INSTRUCTIONS FOR THE TASK
Pull every line that holds the word "title" from the entries.

:: DATASET RECORDS

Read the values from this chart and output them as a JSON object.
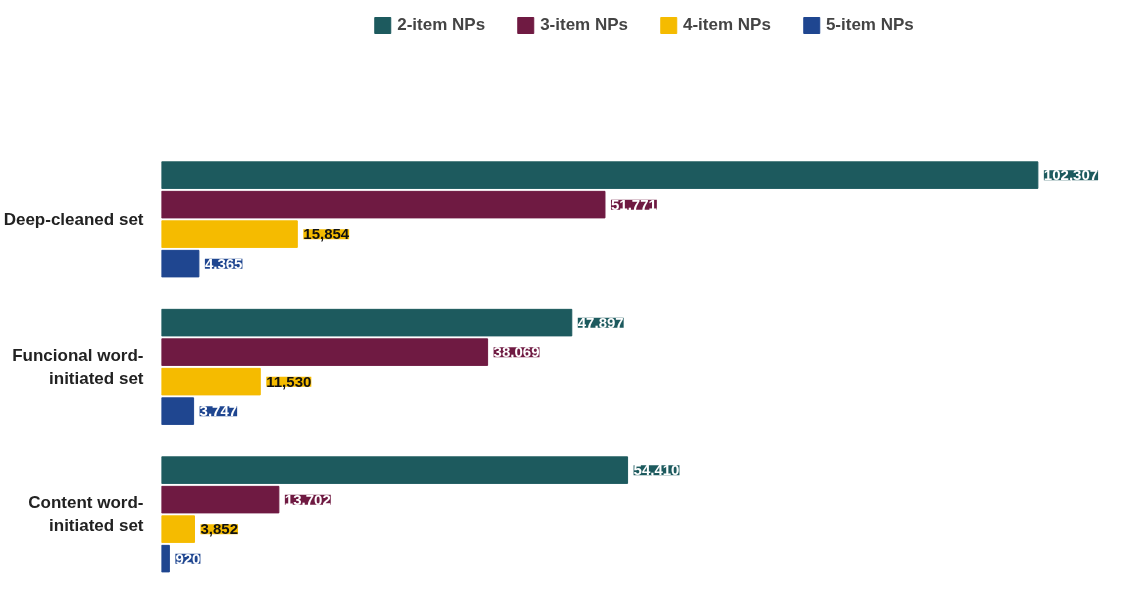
{
  "chart_data": {
    "type": "bar",
    "orientation": "horizontal",
    "categories": [
      "Deep-cleaned set",
      "Funcional word-\ninitiated set",
      "Content word-\ninitiated set"
    ],
    "series": [
      {
        "name": "2-item NPs",
        "color": "#1d5a5e",
        "values": [
          102307,
          47897,
          54410
        ],
        "value_labels": [
          "102,307",
          "47,897",
          "54,410"
        ]
      },
      {
        "name": "3-item NPs",
        "color": "#6f1a42",
        "values": [
          51771,
          38069,
          13702
        ],
        "value_labels": [
          "51,771",
          "38,069",
          "13,702"
        ]
      },
      {
        "name": "4-item NPs",
        "color": "#f5bb00",
        "values": [
          15854,
          11530,
          3852
        ],
        "value_labels": [
          "15,854",
          "11,530",
          "3,852"
        ]
      },
      {
        "name": "5-item NPs",
        "color": "#1f4690",
        "values": [
          4365,
          3747,
          920
        ],
        "value_labels": [
          "4,365",
          "3,747",
          "920"
        ]
      }
    ],
    "legend": "top",
    "grid": false
  }
}
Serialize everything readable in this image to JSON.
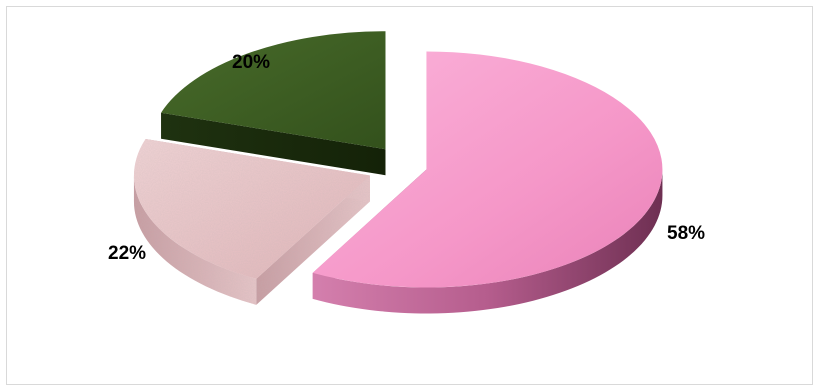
{
  "chart_data": {
    "type": "pie",
    "style": "3d-exploded",
    "title": "",
    "legend": "none",
    "slices": [
      {
        "value": 58,
        "label": "58%",
        "color": "#f798c9",
        "side_color": "#b05a8a",
        "texture": "none"
      },
      {
        "value": 22,
        "label": "22%",
        "color": "#e9c1c4",
        "side_color": "#c79aa0",
        "texture": "granite"
      },
      {
        "value": 20,
        "label": "20%",
        "color": "#3d5c22",
        "side_color": "#203311",
        "texture": "none"
      }
    ]
  }
}
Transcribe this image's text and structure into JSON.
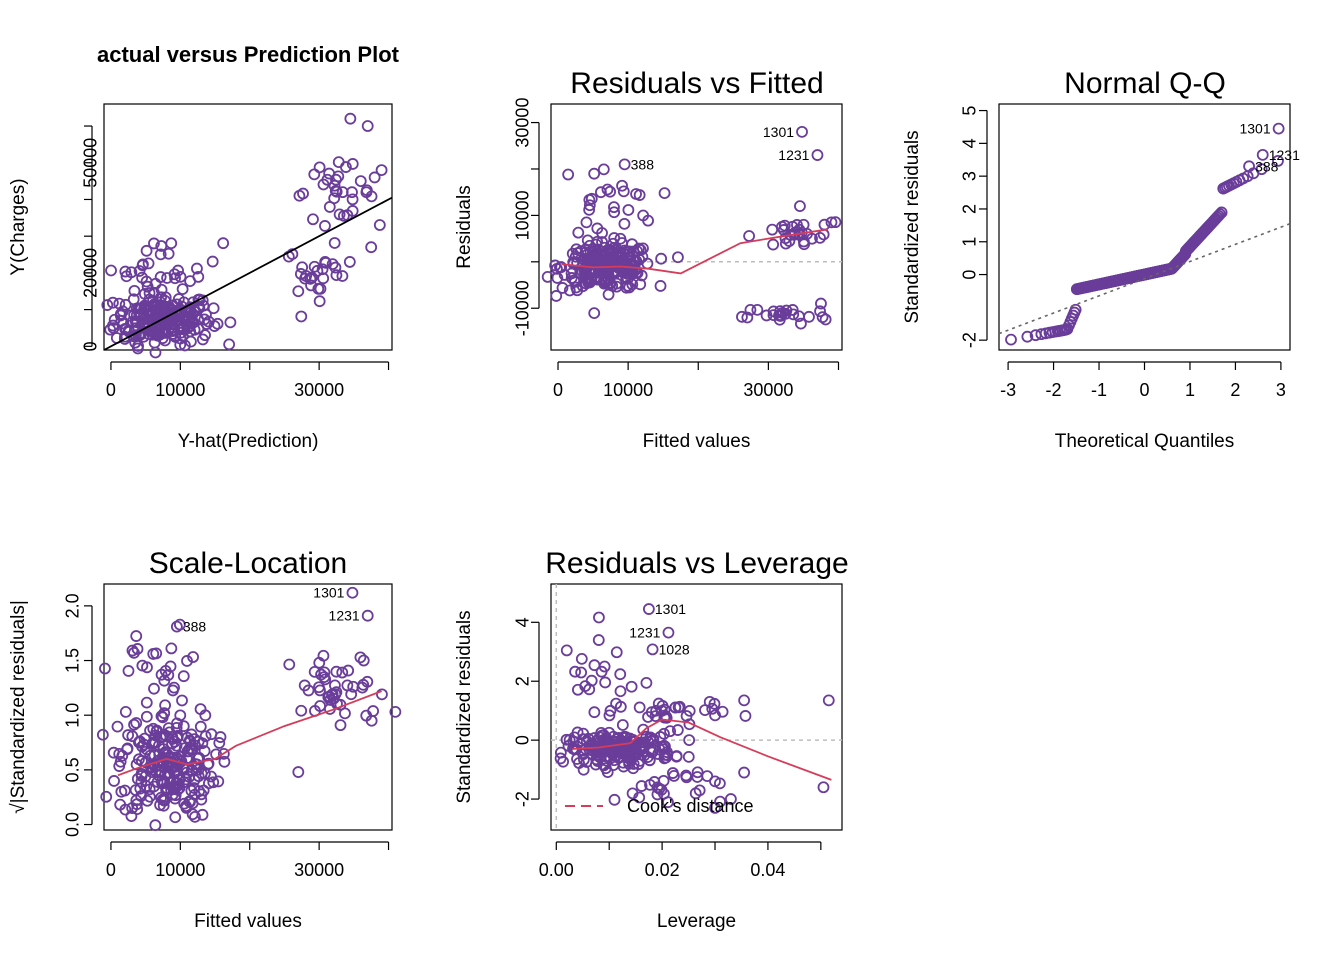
{
  "colors": {
    "points": "#6a3d9a",
    "smooth": "#d63c5a",
    "refline": "#000000",
    "zero": "#bdbdbd",
    "qqline": "#666666"
  },
  "chart_data": [
    {
      "type": "scatter",
      "title": "actual versus Prediction Plot",
      "xlabel": "Y-hat(Prediction)",
      "ylabel": "Y(Charges)",
      "xlim": [
        -1000,
        40500
      ],
      "ylim": [
        -1000,
        66000
      ],
      "xticks": [
        0,
        10000,
        30000
      ],
      "yticks": [
        0,
        20000,
        50000
      ],
      "minor_xticks": [
        20000,
        40000
      ],
      "minor_yticks": [
        10000,
        30000,
        40000,
        60000
      ],
      "refline": {
        "from": [
          -1000,
          -1000
        ],
        "to": [
          40500,
          40500
        ]
      },
      "labeled_points": [],
      "clusters": [
        {
          "cx": 7500,
          "cy": 7500,
          "sx": 3500,
          "sy": 3500,
          "n": 230
        },
        {
          "cx": 8000,
          "cy": 22000,
          "sx": 4000,
          "sy": 3500,
          "n": 30
        },
        {
          "cx": 30000,
          "cy": 20000,
          "sx": 2500,
          "sy": 3500,
          "n": 25
        },
        {
          "cx": 32000,
          "cy": 42000,
          "sx": 3000,
          "sy": 3500,
          "n": 30
        }
      ],
      "points": [
        [
          34500,
          62000
        ],
        [
          37000,
          60000
        ],
        [
          39000,
          48000
        ],
        [
          38000,
          46000
        ],
        [
          36000,
          45000
        ],
        [
          37500,
          27000
        ],
        [
          27000,
          15000
        ],
        [
          2000,
          2000
        ],
        [
          3500,
          1000
        ],
        [
          4000,
          3000
        ]
      ]
    },
    {
      "type": "scatter",
      "title": "Residuals vs Fitted",
      "xlabel": "Fitted values",
      "ylabel": "Residuals",
      "xlim": [
        -1000,
        40500
      ],
      "ylim": [
        -19000,
        34000
      ],
      "xticks": [
        0,
        10000,
        30000
      ],
      "yticks": [
        -10000,
        10000,
        30000
      ],
      "minor_xticks": [
        20000,
        40000
      ],
      "minor_yticks": [
        0,
        20000
      ],
      "zero_line": 0,
      "smooth": [
        [
          500,
          -500
        ],
        [
          5000,
          -1200
        ],
        [
          9000,
          -1000
        ],
        [
          13000,
          -1500
        ],
        [
          17500,
          -2500
        ],
        [
          26000,
          4000
        ],
        [
          32000,
          5500
        ],
        [
          38500,
          7000
        ]
      ],
      "labeled_points": [
        {
          "label": "1301",
          "x": 34800,
          "y": 28000,
          "side": "left"
        },
        {
          "label": "1231",
          "x": 37000,
          "y": 23000,
          "side": "left"
        },
        {
          "label": "388",
          "x": 9500,
          "y": 21000,
          "side": "right"
        }
      ],
      "clusters": [
        {
          "cx": 7000,
          "cy": -1000,
          "sx": 3200,
          "sy": 2500,
          "n": 230
        },
        {
          "cx": 7000,
          "cy": 13000,
          "sx": 3500,
          "sy": 4000,
          "n": 25
        },
        {
          "cx": 33500,
          "cy": 5500,
          "sx": 3000,
          "sy": 1500,
          "n": 25
        },
        {
          "cx": 32500,
          "cy": -11500,
          "sx": 3000,
          "sy": 1000,
          "n": 22
        }
      ],
      "points": [
        [
          38000,
          8000
        ],
        [
          39000,
          8500
        ],
        [
          34500,
          12000
        ],
        [
          27000,
          -12000
        ],
        [
          37500,
          -9000
        ]
      ]
    },
    {
      "type": "scatter",
      "title": "Normal Q-Q",
      "xlabel": "Theoretical Quantiles",
      "ylabel": "Standardized residuals",
      "xlim": [
        -3.2,
        3.2
      ],
      "ylim": [
        -2.3,
        5.2
      ],
      "xticks": [
        -3,
        -2,
        -1,
        0,
        1,
        2,
        3
      ],
      "yticks": [
        -2,
        0,
        1,
        2,
        3,
        4,
        5
      ],
      "ytick_labels": [
        "-2",
        "0",
        "1",
        "2",
        "3",
        "4",
        "5"
      ],
      "qq_line": {
        "from": [
          -3.2,
          -1.8
        ],
        "to": [
          3.2,
          1.55
        ]
      },
      "qq_count": 300,
      "labeled_points": [
        {
          "label": "1301",
          "x": 2.95,
          "y": 4.45,
          "side": "left"
        },
        {
          "label": "1231",
          "x": 2.6,
          "y": 3.65,
          "side": "right"
        },
        {
          "label": "388",
          "x": 2.3,
          "y": 3.3,
          "side": "right"
        }
      ]
    },
    {
      "type": "scatter",
      "title": "Scale-Location",
      "xlabel": "Fitted values",
      "ylabel": "√|Standardized residuals|",
      "xlim": [
        -1000,
        40500
      ],
      "ylim": [
        -0.05,
        2.2
      ],
      "xticks": [
        0,
        10000,
        30000
      ],
      "yticks": [
        0.0,
        0.5,
        1.0,
        1.5,
        2.0
      ],
      "ytick_labels": [
        "0.0",
        "0.5",
        "1.0",
        "1.5",
        "2.0"
      ],
      "minor_xticks": [
        20000,
        40000
      ],
      "smooth": [
        [
          1000,
          0.45
        ],
        [
          4000,
          0.52
        ],
        [
          8000,
          0.6
        ],
        [
          11000,
          0.55
        ],
        [
          15000,
          0.6
        ],
        [
          18000,
          0.72
        ],
        [
          25000,
          0.9
        ],
        [
          32000,
          1.05
        ],
        [
          39000,
          1.22
        ]
      ],
      "labeled_points": [
        {
          "label": "1301",
          "x": 34800,
          "y": 2.12,
          "side": "left"
        },
        {
          "label": "1231",
          "x": 37000,
          "y": 1.91,
          "side": "left"
        },
        {
          "label": "388",
          "x": 9500,
          "y": 1.81,
          "side": "right"
        }
      ],
      "clusters": [
        {
          "cx": 8000,
          "cy": 0.55,
          "sx": 3500,
          "sy": 0.25,
          "n": 230
        },
        {
          "cx": 7000,
          "cy": 1.4,
          "sx": 3500,
          "sy": 0.2,
          "n": 25
        },
        {
          "cx": 33000,
          "cy": 1.2,
          "sx": 3500,
          "sy": 0.18,
          "n": 45
        }
      ],
      "points": [
        [
          27000,
          0.48
        ],
        [
          1500,
          0.3
        ]
      ]
    },
    {
      "type": "scatter",
      "title": "Residuals vs Leverage",
      "xlabel": "Leverage",
      "ylabel": "Standardized residuals",
      "xlim": [
        -0.001,
        0.054
      ],
      "ylim": [
        -3.05,
        5.3
      ],
      "xticks": [
        0.0,
        0.02,
        0.04
      ],
      "xtick_labels": [
        "0.00",
        "0.02",
        "0.04"
      ],
      "minor_xticks": [
        0.01,
        0.03,
        0.05
      ],
      "yticks": [
        -2,
        0,
        2,
        4
      ],
      "zero_line": 0,
      "v_zero_line": 0,
      "smooth": [
        [
          0.003,
          -0.3
        ],
        [
          0.008,
          -0.25
        ],
        [
          0.014,
          -0.1
        ],
        [
          0.017,
          0.4
        ],
        [
          0.02,
          0.7
        ],
        [
          0.025,
          0.6
        ],
        [
          0.031,
          0.1
        ],
        [
          0.04,
          -0.55
        ],
        [
          0.052,
          -1.35
        ]
      ],
      "legend": {
        "label": "Cook's distance",
        "position": "bottom-left"
      },
      "labeled_points": [
        {
          "label": "1301",
          "x": 0.0175,
          "y": 4.45,
          "side": "right"
        },
        {
          "label": "1231",
          "x": 0.0212,
          "y": 3.65,
          "side": "left"
        },
        {
          "label": "1028",
          "x": 0.0182,
          "y": 3.08,
          "side": "right"
        }
      ],
      "clusters": [
        {
          "cx": 0.012,
          "cy": -0.3,
          "sx": 0.005,
          "sy": 0.25,
          "n": 200
        },
        {
          "cx": 0.009,
          "cy": 2.0,
          "sx": 0.004,
          "sy": 0.9,
          "n": 25
        },
        {
          "cx": 0.022,
          "cy": 0.9,
          "sx": 0.005,
          "sy": 0.25,
          "n": 30
        },
        {
          "cx": 0.021,
          "cy": -1.6,
          "sx": 0.005,
          "sy": 0.35,
          "n": 25
        }
      ],
      "points": [
        [
          0.0515,
          1.35
        ],
        [
          0.0355,
          1.35
        ],
        [
          0.029,
          1.3
        ],
        [
          0.0505,
          -1.6
        ],
        [
          0.0355,
          -1.1
        ],
        [
          0.03,
          -1.4
        ],
        [
          0.033,
          -2.0
        ],
        [
          0.03,
          -2.3
        ]
      ]
    }
  ]
}
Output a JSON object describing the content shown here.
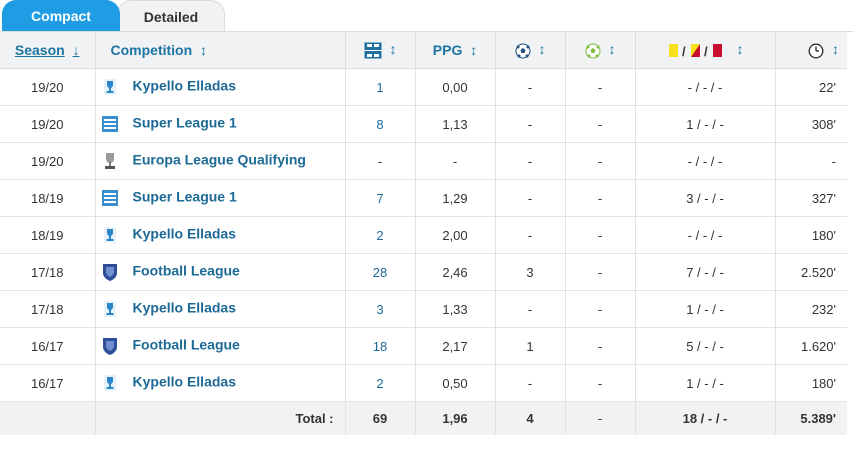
{
  "tabs": [
    "Compact",
    "Detailed"
  ],
  "headers": {
    "season": "Season",
    "season_sort": "↓",
    "competition": "Competition",
    "sort": "↕",
    "ppg": "PPG",
    "cards_sep": "/  /",
    "icons": {
      "appearances": "pitch-lineup-icon",
      "goals": "football-icon",
      "assists": "assist-ball-icon",
      "cards": "yellow-second-yellow-red-card-icons",
      "minutes": "clock-icon"
    }
  },
  "colors": {
    "tab_active": "#1f9de4",
    "link": "#1d6a96",
    "header_bg": "#f0f2f3",
    "yellow_card": "#f7e11b",
    "red_card": "#c8102e"
  },
  "rows": [
    {
      "season": "19/20",
      "emblem": "kypello-elladas-trophy-icon",
      "competition": "Kypello Elladas",
      "apps": "1",
      "ppg": "0,00",
      "goals": "-",
      "assists": "-",
      "cards": "- / - / -",
      "minutes": "22'"
    },
    {
      "season": "19/20",
      "emblem": "super-league-1-logo-icon",
      "competition": "Super League 1",
      "apps": "8",
      "ppg": "1,13",
      "goals": "-",
      "assists": "-",
      "cards": "1 / - / -",
      "minutes": "308'"
    },
    {
      "season": "19/20",
      "emblem": "europa-league-trophy-icon",
      "competition": "Europa League Qualifying",
      "apps": "-",
      "ppg": "-",
      "goals": "-",
      "assists": "-",
      "cards": "- / - / -",
      "minutes": "-"
    },
    {
      "season": "18/19",
      "emblem": "super-league-1-logo-icon",
      "competition": "Super League 1",
      "apps": "7",
      "ppg": "1,29",
      "goals": "-",
      "assists": "-",
      "cards": "3 / - / -",
      "minutes": "327'"
    },
    {
      "season": "18/19",
      "emblem": "kypello-elladas-trophy-icon",
      "competition": "Kypello Elladas",
      "apps": "2",
      "ppg": "2,00",
      "goals": "-",
      "assists": "-",
      "cards": "- / - / -",
      "minutes": "180'"
    },
    {
      "season": "17/18",
      "emblem": "football-league-shield-icon",
      "competition": "Football League",
      "apps": "28",
      "ppg": "2,46",
      "goals": "3",
      "assists": "-",
      "cards": "7 / - / -",
      "minutes": "2.520'"
    },
    {
      "season": "17/18",
      "emblem": "kypello-elladas-trophy-icon",
      "competition": "Kypello Elladas",
      "apps": "3",
      "ppg": "1,33",
      "goals": "-",
      "assists": "-",
      "cards": "1 / - / -",
      "minutes": "232'"
    },
    {
      "season": "16/17",
      "emblem": "football-league-shield-icon",
      "competition": "Football League",
      "apps": "18",
      "ppg": "2,17",
      "goals": "1",
      "assists": "-",
      "cards": "5 / - / -",
      "minutes": "1.620'"
    },
    {
      "season": "16/17",
      "emblem": "kypello-elladas-trophy-icon",
      "competition": "Kypello Elladas",
      "apps": "2",
      "ppg": "0,50",
      "goals": "-",
      "assists": "-",
      "cards": "1 / - / -",
      "minutes": "180'"
    }
  ],
  "total": {
    "label": "Total :",
    "apps": "69",
    "ppg": "1,96",
    "goals": "4",
    "assists": "-",
    "cards": "18 / - / -",
    "minutes": "5.389'"
  }
}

::::

EXPECTED ANSWER
    "title": "",
      "title": "actual versus Prediction Plot",
      "title": "Residuals vs Fitted",
      "title": "Normal Q-Q",
      "title": "Scale-Location",
      "title": "Residuals vs Leverage",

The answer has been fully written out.